PASSAGE TO READ

• • • • •

I'd not insist in the matrices to have the same height; rather I'd use \dfrac for the inner partial derivatives and space out a bit the rows; see the second alignment for having the same height.

\documentclass[11pt]{book}
\usepackage{amsmath}
\DeclareMathOperator{\Jac}{Jac}

\begin{document}

\begin{align*}
\Jac(f \circ \varphi)_{x_0} 
&= \Jac(f)_{\varphi(x_0)} \Jac(\varphi)_{x_0} \\
&= \begin{pmatrix}
   \dfrac{\partial f}{\partial x}(r \cos(\theta), r \sin(\theta)) \\[3ex]
   \dfrac{\partial f}{\partial y}(r \cos(\theta), r \sin(\theta))
   \end{pmatrix}
   \begin{pmatrix}
   \cos(\theta) & -r \sin(\theta) \\[2ex]
   \sin(\theta) & r \cos(\theta)

• • • • •

MATERIAL

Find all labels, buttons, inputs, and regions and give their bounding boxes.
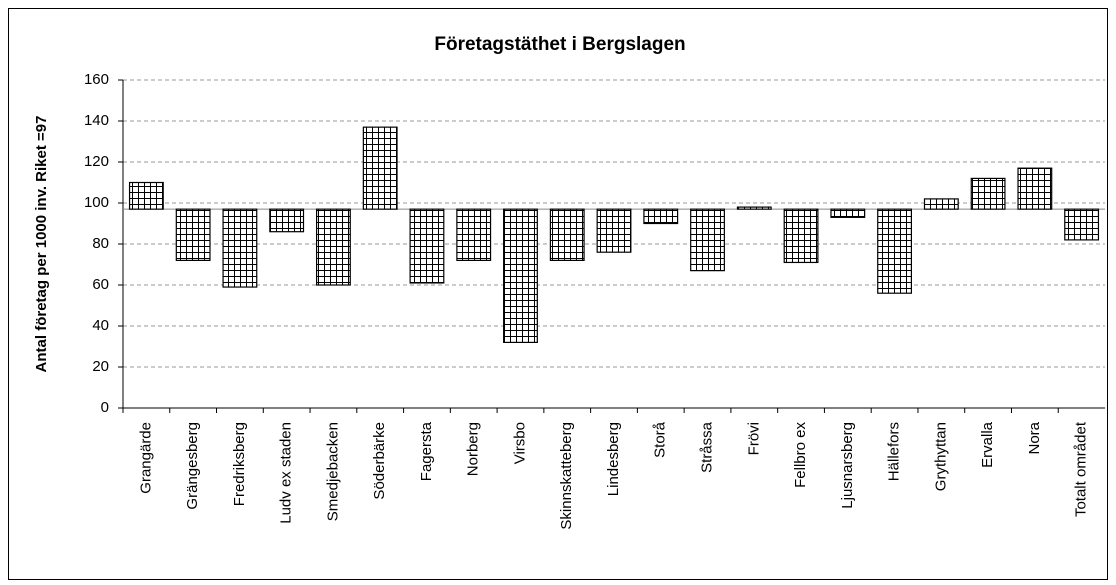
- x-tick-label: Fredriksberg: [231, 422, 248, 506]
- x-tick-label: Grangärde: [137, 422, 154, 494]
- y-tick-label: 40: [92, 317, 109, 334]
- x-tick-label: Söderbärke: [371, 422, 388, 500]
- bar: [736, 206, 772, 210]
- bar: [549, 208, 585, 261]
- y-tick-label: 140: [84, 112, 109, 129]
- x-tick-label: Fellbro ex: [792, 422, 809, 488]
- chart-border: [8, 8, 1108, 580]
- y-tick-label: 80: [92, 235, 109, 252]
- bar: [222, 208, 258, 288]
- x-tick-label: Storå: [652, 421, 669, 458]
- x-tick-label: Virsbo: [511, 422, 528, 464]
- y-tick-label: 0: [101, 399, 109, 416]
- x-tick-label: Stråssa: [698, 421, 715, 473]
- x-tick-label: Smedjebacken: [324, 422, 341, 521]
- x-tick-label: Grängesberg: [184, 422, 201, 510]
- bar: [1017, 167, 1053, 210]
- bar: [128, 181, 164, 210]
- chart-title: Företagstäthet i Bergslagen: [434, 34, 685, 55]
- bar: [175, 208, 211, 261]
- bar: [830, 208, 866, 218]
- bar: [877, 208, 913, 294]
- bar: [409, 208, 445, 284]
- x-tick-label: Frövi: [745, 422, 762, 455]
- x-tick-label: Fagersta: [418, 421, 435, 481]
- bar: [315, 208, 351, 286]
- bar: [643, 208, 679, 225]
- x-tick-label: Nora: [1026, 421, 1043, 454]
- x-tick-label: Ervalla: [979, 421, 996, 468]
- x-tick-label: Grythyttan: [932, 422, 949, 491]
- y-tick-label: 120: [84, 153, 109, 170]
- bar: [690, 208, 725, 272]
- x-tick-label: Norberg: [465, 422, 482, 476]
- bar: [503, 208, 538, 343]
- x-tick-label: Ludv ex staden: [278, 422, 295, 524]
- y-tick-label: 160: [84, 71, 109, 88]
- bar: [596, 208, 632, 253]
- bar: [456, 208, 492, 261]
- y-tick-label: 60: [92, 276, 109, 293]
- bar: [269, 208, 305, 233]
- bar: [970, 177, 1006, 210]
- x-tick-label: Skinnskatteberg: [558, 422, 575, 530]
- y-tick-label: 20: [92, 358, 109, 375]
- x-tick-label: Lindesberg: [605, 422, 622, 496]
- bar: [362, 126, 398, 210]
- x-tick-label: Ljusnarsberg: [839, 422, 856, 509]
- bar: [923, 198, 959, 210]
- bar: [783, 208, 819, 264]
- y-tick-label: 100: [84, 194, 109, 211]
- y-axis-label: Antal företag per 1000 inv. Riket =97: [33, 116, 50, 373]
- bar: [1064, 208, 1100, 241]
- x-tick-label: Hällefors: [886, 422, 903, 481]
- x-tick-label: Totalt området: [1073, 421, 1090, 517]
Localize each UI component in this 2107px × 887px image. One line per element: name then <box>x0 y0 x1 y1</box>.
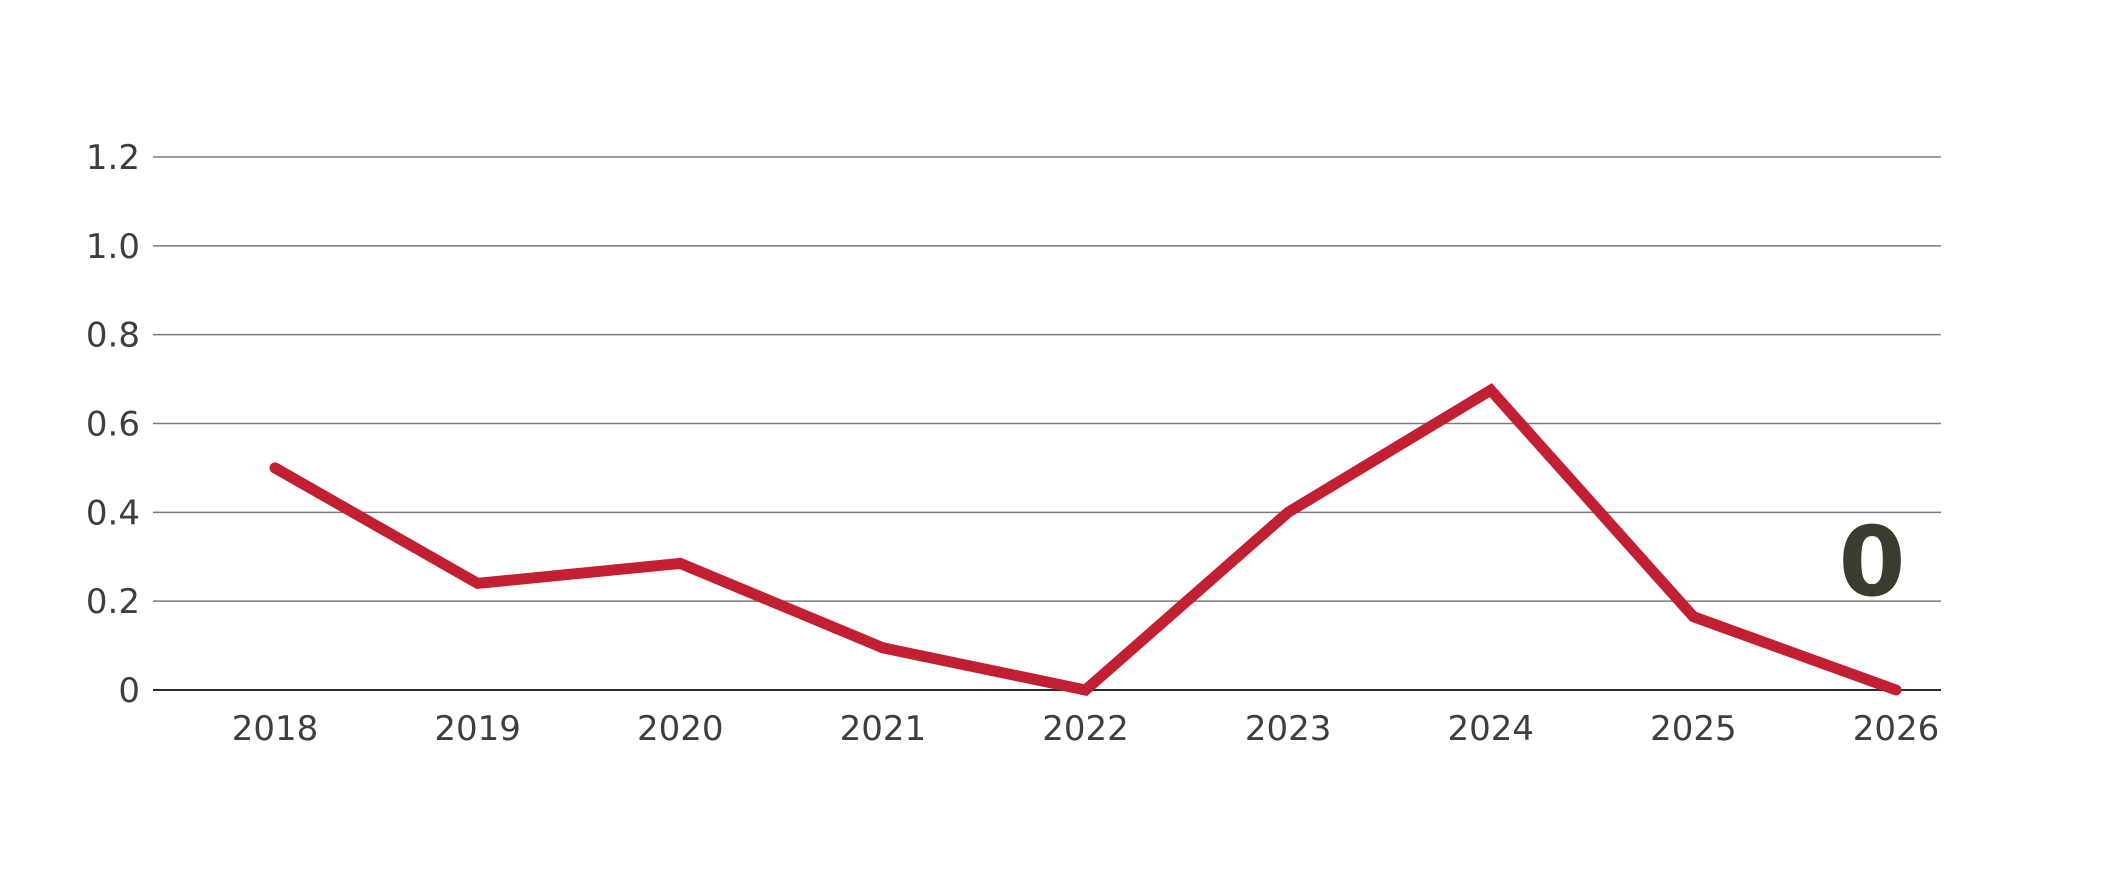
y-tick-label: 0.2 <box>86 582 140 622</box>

• • • • •

THE TASKS
a. Which command does the LaTeX passage on the Jacobian recommend for the inner partial derivatives?
b. Finish out the LaTeX passage on the Jacobian, picking up right after its last line shown.

ANSWERS TO EACH TASK
a. \dfrac

b.
   \end{pmatrix}
\end{align*}
\begin{align*}
\Jac(f \circ \varphi)_{x_0} 
&= \Jac(f)_{\varphi(x_0)} \Jac(\varphi)_{x_0} \\
&= \begin{pmatrix}
   \frac{\partial f}{\partial x}(r \cos(\theta), r \sin(\theta)) \\[1ex]
   \frac{\partial f}{\partial y}(r \cos(\theta), r \sin(\theta))
   \end{pmatrix}
   \begin{pmatrix}
   \cos(\theta) & -r \sin(\theta) \\[1ex]
   \sin(\theta) & r \cos(\theta)
   \end{pmatrix}
\end{align*}
\end{document}

Note the usage of a math operator and the correct &= instead of =&.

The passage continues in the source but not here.